» PAGE TEXT
_ _ _ _ _

For observability, I use kube-prometheus-stack, a comprehensive monitoring suite combining Prometheus, Alertmanager, and Grafana. It’s a straightforward, production-ready solution for cluster operations, offering metrics, alerting, and dashboards out of the box.
When bootstrapping a new cluster, my FluxCD reconciles prometheus first, before any workload or operator depending on CRDs such as ServiceMonitor. This ensures that custom monitoring resources are recognized and registered properly during subsequent deployments.
Operational utilities
A common pitfall when starting out is treating the CNCF landscape like a supermarket: grabbing every shiny graduated project and asking ‘do I need this?’
In practice, most of them end up unused. After several iterations, only a few utilities remain truly valuable in daily operations. One such tool is Headlamp a lightweight Kubernetes dashboard that integrates smoothly with RBAC.

_ _ _ _ _

» DATASET CONTENT
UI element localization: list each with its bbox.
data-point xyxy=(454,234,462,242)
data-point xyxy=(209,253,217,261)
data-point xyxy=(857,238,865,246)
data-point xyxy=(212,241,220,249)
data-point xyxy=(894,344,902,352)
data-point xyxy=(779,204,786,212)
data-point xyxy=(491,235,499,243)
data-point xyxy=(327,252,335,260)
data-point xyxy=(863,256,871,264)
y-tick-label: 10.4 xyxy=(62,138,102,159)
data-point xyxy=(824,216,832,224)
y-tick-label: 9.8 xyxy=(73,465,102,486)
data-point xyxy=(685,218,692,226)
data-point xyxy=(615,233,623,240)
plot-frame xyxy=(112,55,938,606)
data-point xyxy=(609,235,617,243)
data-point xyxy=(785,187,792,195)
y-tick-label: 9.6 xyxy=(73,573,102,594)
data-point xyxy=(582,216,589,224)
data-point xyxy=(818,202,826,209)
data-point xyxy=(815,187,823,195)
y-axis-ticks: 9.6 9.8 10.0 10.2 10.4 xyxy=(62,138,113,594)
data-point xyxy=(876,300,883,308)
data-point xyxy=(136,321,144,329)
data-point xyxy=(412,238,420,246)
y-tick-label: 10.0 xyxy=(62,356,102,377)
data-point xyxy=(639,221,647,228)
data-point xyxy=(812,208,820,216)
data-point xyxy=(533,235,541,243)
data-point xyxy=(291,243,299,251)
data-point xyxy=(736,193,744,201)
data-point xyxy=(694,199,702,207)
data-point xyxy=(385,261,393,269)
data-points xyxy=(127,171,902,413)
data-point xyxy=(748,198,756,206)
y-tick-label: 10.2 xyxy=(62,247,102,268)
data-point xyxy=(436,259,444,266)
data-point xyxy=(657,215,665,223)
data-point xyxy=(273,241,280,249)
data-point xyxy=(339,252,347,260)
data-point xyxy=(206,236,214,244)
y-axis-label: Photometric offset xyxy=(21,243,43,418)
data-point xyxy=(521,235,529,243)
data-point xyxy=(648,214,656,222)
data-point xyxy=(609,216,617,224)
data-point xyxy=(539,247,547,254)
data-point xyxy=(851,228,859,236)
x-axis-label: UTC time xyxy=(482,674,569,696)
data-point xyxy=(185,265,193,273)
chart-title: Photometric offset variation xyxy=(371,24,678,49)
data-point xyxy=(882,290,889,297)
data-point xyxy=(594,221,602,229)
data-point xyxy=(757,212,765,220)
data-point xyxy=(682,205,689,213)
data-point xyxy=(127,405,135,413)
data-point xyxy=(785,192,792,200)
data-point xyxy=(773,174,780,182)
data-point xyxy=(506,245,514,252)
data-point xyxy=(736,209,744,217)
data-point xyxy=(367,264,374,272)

_ _ _ _ _

In the Kubernetes tooling text, please substitute "Kibana" for "Grafana" and give back the stretch from "For observability, I" through "of the box.". The entries come from a different source.

For observability, I use kube-prometheus-stack, a comprehensive monitoring suite combining Prometheus, Alertmanager, and Kibana. It’s a straightforward, production-ready solution for cluster operations, offering metrics, alerting, and dashboards out of the box.